Your objective> Copy out lines with the word "here" from the material that follows.
··· Given entries ···
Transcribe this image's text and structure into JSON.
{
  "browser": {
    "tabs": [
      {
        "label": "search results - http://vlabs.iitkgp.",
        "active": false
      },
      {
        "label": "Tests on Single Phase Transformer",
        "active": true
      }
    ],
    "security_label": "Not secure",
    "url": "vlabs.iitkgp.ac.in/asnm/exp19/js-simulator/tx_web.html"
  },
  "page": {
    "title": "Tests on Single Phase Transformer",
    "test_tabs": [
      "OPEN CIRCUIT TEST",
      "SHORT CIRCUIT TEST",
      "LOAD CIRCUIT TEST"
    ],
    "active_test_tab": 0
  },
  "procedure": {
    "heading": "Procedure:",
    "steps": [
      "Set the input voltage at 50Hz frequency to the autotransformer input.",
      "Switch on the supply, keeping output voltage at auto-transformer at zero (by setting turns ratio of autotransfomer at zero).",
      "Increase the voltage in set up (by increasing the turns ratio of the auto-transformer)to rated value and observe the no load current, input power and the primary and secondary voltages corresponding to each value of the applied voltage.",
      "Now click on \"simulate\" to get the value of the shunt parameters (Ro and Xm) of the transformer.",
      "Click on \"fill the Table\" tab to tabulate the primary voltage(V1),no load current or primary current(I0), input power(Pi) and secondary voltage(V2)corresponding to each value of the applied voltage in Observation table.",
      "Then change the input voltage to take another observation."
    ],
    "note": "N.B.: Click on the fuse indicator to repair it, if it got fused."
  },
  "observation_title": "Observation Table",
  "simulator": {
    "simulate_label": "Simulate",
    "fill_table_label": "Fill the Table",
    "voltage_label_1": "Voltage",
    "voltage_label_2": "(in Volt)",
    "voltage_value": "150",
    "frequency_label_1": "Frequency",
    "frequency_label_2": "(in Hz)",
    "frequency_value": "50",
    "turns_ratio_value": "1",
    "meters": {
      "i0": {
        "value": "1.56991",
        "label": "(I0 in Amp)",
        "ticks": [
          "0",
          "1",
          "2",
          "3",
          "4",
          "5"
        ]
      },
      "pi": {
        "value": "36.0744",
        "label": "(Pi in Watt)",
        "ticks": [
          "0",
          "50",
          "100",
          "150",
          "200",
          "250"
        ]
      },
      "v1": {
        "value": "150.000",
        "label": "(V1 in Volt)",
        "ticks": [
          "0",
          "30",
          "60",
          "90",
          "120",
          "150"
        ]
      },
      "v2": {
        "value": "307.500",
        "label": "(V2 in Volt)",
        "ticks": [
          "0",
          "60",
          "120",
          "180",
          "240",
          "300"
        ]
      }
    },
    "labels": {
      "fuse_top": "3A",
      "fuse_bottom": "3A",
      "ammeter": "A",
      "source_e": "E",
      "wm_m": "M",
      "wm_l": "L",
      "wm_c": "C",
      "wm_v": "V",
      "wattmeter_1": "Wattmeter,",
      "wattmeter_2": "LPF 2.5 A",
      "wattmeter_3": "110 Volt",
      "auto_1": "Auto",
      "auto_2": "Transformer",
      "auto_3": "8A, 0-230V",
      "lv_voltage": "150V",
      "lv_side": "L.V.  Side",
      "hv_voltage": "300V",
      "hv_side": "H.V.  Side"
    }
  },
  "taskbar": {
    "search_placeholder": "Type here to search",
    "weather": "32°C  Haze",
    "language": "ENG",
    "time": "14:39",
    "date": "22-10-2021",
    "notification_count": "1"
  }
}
···
··· Given entries ···
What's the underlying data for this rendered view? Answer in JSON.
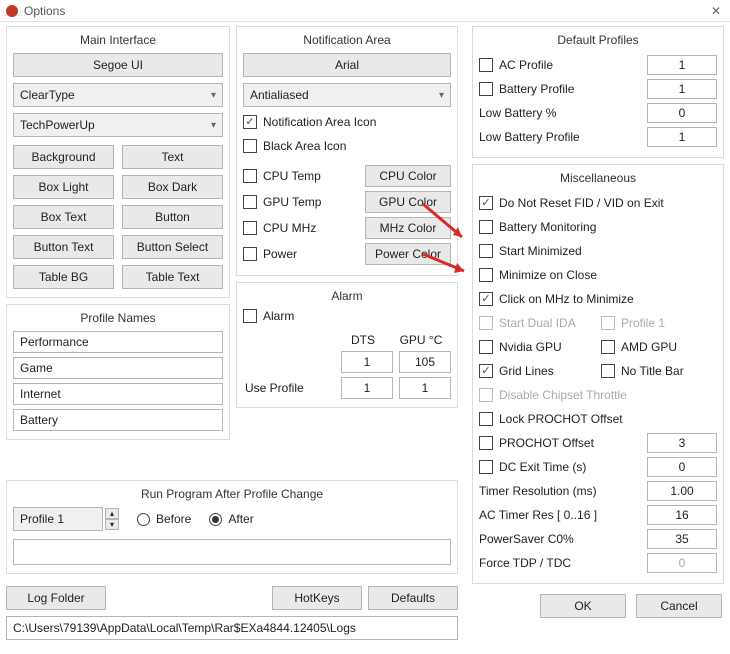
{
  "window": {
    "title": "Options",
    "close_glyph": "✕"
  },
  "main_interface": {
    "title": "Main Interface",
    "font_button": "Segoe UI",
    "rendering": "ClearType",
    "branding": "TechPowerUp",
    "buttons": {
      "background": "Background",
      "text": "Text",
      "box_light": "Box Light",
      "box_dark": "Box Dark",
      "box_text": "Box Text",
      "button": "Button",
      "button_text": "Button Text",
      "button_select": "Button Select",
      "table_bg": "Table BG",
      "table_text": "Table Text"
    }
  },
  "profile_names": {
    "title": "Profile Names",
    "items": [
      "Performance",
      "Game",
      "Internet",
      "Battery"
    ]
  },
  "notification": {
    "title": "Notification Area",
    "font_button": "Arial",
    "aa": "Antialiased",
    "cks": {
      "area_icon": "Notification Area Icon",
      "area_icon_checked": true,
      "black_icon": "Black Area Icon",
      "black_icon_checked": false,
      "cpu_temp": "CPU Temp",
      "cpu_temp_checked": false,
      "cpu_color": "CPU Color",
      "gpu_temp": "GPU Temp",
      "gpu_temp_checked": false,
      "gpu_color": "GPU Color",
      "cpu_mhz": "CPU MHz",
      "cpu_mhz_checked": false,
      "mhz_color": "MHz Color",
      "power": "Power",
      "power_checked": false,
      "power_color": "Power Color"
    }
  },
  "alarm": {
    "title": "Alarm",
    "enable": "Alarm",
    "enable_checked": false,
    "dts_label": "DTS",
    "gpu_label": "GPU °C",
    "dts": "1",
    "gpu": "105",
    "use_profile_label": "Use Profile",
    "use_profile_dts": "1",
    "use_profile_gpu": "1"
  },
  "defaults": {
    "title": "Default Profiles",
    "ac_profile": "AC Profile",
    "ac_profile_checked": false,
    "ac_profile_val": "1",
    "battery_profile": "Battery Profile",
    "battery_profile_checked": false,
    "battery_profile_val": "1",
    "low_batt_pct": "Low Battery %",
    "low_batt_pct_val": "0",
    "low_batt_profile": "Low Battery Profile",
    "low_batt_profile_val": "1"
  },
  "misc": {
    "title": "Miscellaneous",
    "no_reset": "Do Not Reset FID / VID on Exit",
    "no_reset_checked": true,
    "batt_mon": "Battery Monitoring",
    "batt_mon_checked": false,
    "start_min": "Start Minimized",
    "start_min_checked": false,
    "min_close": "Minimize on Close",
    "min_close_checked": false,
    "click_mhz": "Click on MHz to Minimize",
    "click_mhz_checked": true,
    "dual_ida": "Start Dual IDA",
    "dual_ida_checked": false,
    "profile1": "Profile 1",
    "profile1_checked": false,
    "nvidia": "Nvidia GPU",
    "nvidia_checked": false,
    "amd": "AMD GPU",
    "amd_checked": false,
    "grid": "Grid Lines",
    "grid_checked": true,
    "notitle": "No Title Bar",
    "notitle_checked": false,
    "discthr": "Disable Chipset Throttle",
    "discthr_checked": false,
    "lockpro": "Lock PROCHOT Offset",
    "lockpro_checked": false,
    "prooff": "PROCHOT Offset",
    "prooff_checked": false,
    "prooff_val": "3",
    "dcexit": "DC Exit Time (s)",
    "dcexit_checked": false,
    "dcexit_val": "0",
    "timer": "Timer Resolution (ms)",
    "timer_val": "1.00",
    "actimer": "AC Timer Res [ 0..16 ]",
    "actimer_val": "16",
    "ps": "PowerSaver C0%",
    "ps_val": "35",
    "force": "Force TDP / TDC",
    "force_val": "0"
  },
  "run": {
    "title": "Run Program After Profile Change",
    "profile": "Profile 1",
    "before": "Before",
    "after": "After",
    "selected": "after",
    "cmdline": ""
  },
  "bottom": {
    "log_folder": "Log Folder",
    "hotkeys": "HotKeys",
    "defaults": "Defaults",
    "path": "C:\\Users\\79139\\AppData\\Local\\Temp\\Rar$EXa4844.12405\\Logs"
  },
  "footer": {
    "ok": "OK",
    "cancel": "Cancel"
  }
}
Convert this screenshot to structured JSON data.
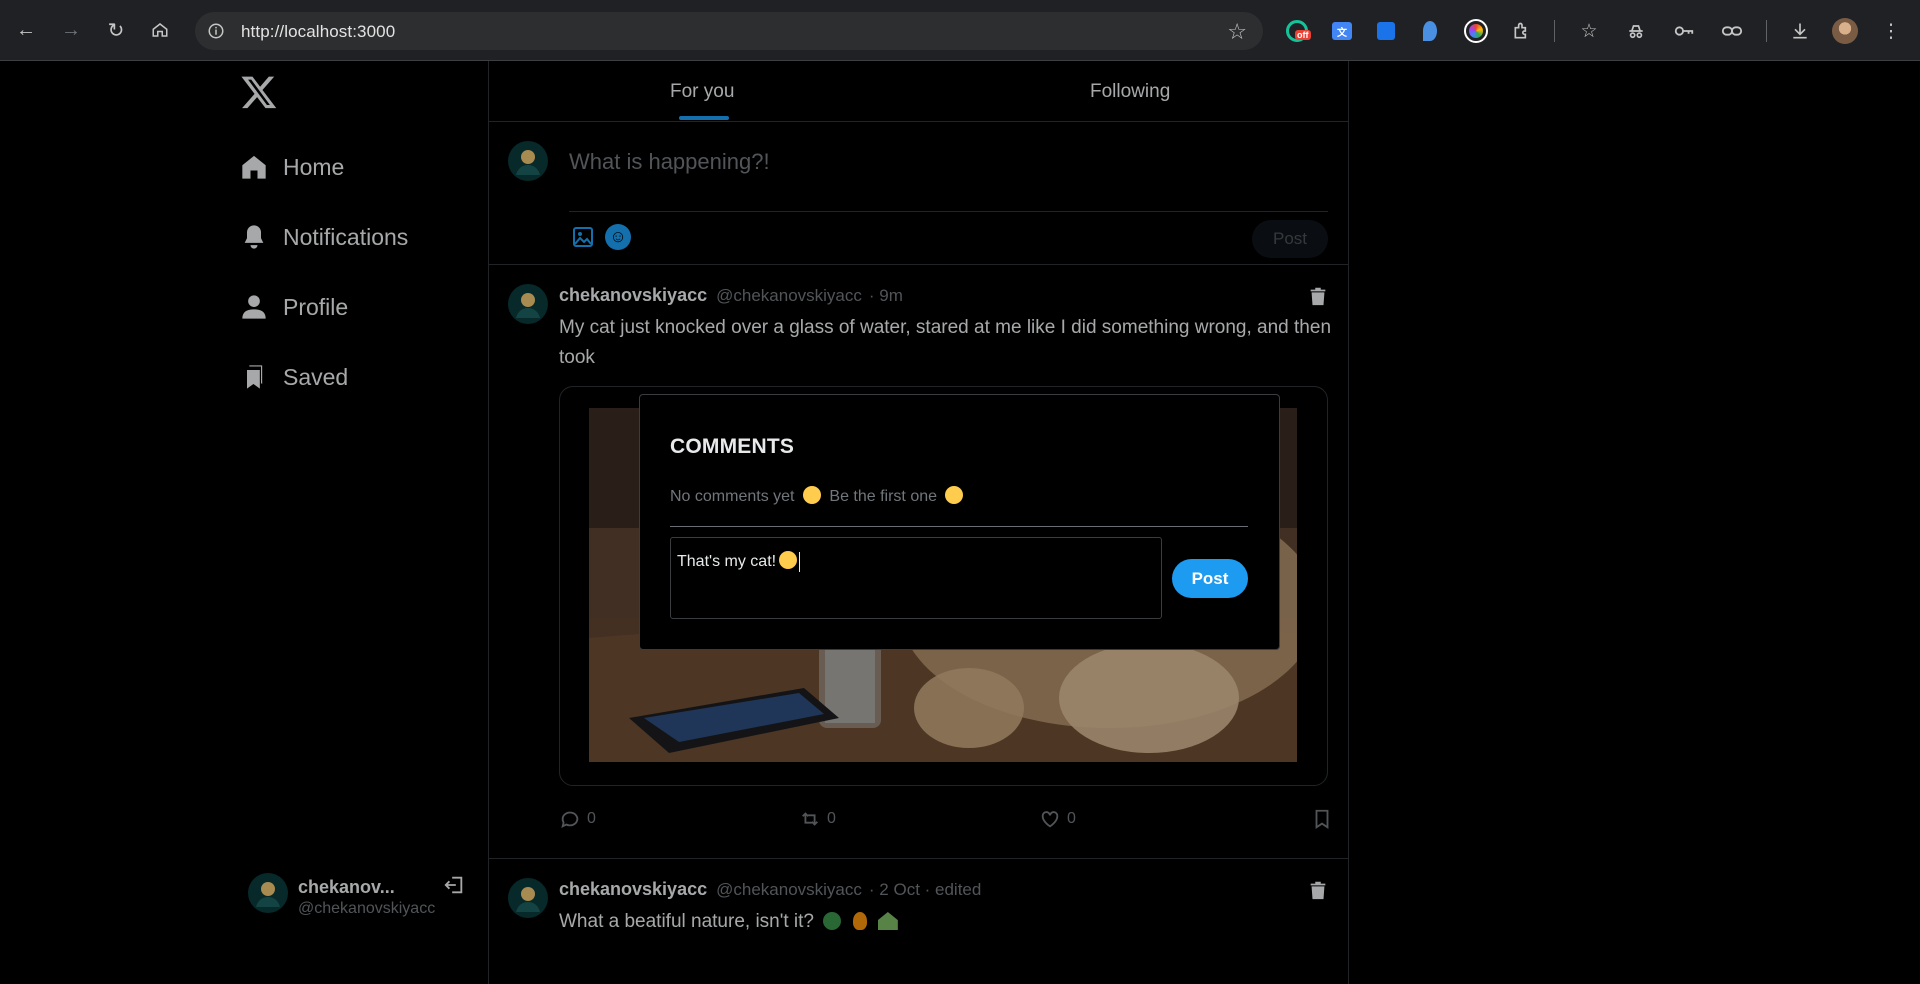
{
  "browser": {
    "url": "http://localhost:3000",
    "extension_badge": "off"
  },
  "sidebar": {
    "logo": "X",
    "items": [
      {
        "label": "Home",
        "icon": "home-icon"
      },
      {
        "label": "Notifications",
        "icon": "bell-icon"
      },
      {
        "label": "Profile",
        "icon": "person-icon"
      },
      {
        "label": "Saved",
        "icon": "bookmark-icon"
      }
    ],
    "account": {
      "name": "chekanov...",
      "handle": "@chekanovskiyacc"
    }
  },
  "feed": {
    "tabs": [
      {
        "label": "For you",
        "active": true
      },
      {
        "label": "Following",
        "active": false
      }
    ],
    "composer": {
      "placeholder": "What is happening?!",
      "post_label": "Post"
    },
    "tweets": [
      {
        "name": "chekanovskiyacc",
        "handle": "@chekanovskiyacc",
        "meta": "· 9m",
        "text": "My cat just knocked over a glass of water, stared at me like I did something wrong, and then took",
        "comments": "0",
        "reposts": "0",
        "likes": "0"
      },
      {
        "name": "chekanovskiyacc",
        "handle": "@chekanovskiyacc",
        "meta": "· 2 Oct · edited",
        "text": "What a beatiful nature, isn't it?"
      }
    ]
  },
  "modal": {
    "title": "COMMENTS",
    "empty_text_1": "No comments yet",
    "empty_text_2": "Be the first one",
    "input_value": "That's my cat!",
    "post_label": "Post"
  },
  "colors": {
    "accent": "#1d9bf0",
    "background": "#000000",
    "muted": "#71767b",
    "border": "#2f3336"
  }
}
···
··· Given entries ···
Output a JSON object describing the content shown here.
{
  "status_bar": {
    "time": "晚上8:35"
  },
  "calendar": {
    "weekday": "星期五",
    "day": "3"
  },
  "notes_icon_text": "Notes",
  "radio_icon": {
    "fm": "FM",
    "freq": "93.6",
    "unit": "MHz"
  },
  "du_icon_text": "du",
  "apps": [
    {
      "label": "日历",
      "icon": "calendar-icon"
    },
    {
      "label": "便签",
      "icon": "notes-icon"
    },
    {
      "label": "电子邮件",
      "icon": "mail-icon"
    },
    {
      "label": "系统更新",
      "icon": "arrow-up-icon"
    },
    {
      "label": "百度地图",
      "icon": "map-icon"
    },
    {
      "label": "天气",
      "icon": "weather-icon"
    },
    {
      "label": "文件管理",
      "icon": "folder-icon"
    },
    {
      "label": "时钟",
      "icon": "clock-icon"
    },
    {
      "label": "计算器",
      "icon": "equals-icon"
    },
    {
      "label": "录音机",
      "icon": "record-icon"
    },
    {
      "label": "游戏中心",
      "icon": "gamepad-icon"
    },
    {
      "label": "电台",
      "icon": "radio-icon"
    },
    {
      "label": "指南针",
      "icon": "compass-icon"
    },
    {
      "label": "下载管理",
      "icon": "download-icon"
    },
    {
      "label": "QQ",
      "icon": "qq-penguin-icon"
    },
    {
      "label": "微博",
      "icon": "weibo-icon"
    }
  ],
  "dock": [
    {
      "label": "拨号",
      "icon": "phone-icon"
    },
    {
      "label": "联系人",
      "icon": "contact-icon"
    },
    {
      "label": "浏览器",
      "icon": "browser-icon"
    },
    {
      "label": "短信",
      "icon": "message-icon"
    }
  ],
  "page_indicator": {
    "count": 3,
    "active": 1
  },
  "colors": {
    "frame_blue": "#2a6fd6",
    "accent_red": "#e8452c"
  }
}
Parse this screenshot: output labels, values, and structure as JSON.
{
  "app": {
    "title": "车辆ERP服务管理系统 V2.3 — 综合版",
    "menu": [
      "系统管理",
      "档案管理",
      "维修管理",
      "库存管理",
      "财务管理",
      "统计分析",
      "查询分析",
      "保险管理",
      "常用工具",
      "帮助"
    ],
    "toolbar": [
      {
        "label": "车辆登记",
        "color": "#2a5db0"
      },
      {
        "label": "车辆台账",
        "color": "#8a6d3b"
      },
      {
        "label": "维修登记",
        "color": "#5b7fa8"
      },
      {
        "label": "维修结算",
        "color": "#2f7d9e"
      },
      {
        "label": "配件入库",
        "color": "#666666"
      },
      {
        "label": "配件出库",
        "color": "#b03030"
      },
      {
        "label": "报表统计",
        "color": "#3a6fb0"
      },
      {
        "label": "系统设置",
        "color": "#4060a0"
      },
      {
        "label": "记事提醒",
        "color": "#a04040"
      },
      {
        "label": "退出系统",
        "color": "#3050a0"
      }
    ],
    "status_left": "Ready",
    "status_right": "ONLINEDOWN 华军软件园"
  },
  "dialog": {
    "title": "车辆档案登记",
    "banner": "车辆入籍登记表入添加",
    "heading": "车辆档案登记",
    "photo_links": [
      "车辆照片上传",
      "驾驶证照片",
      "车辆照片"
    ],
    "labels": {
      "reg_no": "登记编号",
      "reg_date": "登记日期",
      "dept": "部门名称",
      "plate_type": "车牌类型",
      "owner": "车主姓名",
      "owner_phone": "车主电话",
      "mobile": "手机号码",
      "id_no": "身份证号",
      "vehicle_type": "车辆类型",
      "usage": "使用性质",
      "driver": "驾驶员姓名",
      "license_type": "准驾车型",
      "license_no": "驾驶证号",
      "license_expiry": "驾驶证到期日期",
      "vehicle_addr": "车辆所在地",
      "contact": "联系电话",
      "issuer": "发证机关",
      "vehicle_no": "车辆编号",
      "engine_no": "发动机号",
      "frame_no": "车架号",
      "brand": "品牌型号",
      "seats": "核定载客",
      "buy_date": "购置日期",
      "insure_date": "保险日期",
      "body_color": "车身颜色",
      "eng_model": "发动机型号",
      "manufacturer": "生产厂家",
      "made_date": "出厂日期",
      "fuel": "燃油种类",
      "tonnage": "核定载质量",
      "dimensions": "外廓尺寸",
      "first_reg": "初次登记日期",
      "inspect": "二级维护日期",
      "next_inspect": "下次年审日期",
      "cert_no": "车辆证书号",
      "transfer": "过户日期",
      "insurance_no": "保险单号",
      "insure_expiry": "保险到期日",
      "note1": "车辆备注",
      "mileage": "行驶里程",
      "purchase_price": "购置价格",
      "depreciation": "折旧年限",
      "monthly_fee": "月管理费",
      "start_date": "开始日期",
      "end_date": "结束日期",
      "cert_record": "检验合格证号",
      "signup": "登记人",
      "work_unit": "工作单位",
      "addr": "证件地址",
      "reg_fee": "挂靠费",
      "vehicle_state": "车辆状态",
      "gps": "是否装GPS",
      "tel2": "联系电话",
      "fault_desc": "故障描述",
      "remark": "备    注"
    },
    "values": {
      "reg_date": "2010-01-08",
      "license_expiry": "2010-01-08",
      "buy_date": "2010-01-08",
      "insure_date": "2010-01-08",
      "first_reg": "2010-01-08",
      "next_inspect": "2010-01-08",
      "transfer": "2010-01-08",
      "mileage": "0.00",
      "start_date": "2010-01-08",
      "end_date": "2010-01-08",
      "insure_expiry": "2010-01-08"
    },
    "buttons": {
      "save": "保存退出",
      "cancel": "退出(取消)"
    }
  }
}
···
Written response>
    "search_placeholder": "Type here to search",
Output a JSON object describing the content shown here.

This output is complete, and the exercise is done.